EXERCISE DETAILS: Reproduce the records below, replacing "Switch on" with "Turn on" wherever it occurs and leaving everything else unchanged.

***** GIVEN INFORMATION *****

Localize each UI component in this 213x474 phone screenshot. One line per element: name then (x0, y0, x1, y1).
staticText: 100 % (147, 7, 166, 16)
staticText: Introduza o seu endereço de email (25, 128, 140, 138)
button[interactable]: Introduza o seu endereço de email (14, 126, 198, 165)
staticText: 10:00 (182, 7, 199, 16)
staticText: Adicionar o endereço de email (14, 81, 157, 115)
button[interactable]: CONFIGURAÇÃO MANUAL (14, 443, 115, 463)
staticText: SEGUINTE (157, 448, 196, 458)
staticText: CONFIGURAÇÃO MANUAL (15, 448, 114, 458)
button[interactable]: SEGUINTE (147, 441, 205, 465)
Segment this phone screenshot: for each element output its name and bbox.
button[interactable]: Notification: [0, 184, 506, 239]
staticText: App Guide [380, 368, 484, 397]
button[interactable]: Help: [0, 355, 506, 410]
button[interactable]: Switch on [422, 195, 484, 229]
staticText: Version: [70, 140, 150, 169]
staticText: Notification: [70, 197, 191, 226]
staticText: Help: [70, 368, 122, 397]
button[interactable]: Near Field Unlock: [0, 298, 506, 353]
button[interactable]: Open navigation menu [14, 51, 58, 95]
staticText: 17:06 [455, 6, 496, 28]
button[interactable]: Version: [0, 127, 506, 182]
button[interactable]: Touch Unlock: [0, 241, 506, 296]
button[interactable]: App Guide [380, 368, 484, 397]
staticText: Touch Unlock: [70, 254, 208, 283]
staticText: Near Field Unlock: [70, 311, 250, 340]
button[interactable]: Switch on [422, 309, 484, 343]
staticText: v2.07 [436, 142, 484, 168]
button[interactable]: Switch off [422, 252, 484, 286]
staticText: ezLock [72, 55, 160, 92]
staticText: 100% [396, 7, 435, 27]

*****

OUTPUT FOR THIS TASK:
Localize each UI component in this 213x474 phone screenshot. One line per element: name then (x0, y0, x1, y1).
staticText: 100 % (147, 7, 166, 16)
staticText: Introduza o seu endereço de email (25, 128, 140, 138)
button[interactable]: Introduza o seu endereço de email (14, 126, 198, 165)
staticText: 10:00 (182, 7, 199, 16)
staticText: Adicionar o endereço de email (14, 81, 157, 115)
button[interactable]: CONFIGURAÇÃO MANUAL (14, 443, 115, 463)
staticText: SEGUINTE (157, 448, 196, 458)
staticText: CONFIGURAÇÃO MANUAL (15, 448, 114, 458)
button[interactable]: SEGUINTE (147, 441, 205, 465)
Segment this phone screenshot: for each element output its name and bbox.
button[interactable]: Notification: [0, 184, 506, 239]
staticText: App Guide [380, 368, 484, 397]
button[interactable]: Help: [0, 355, 506, 410]
button[interactable]: Turn on [422, 195, 484, 229]
staticText: Version: [70, 140, 150, 169]
staticText: Notification: [70, 197, 191, 226]
staticText: Help: [70, 368, 122, 397]
button[interactable]: Near Field Unlock: [0, 298, 506, 353]
button[interactable]: Open navigation menu [14, 51, 58, 95]
staticText: 17:06 [455, 6, 496, 28]
button[interactable]: Version: [0, 127, 506, 182]
button[interactable]: Touch Unlock: [0, 241, 506, 296]
button[interactable]: App Guide [380, 368, 484, 397]
staticText: Touch Unlock: [70, 254, 208, 283]
staticText: Near Field Unlock: [70, 311, 250, 340]
button[interactable]: Turn on [422, 309, 484, 343]
staticText: v2.07 [436, 142, 484, 168]
button[interactable]: Switch off [422, 252, 484, 286]
staticText: ezLock [72, 55, 160, 92]
staticText: 100% [396, 7, 435, 27]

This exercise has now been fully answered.